## Task objective
Copy out every line of the items below that contains the string "label", treating uppercase and lowercase as different.

## Data for processing
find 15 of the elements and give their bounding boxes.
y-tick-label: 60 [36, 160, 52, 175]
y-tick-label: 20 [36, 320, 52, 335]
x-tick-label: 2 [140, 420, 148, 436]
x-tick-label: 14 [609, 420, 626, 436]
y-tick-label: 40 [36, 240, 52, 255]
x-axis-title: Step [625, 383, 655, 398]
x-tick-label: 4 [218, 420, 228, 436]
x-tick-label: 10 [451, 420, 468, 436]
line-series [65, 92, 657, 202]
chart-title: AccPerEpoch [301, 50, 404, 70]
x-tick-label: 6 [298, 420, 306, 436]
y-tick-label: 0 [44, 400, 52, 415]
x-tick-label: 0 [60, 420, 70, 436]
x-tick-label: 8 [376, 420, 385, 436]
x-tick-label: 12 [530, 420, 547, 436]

## Expected answer
y-tick-label: 60 [36, 160, 52, 175]
y-tick-label: 20 [36, 320, 52, 335]
x-tick-label: 2 [140, 420, 148, 436]
x-tick-label: 14 [609, 420, 626, 436]
y-tick-label: 40 [36, 240, 52, 255]
x-tick-label: 4 [218, 420, 228, 436]
x-tick-label: 10 [451, 420, 468, 436]
x-tick-label: 6 [298, 420, 306, 436]
y-tick-label: 0 [44, 400, 52, 415]
x-tick-label: 0 [60, 420, 70, 436]
x-tick-label: 8 [376, 420, 385, 436]
x-tick-label: 12 [530, 420, 547, 436]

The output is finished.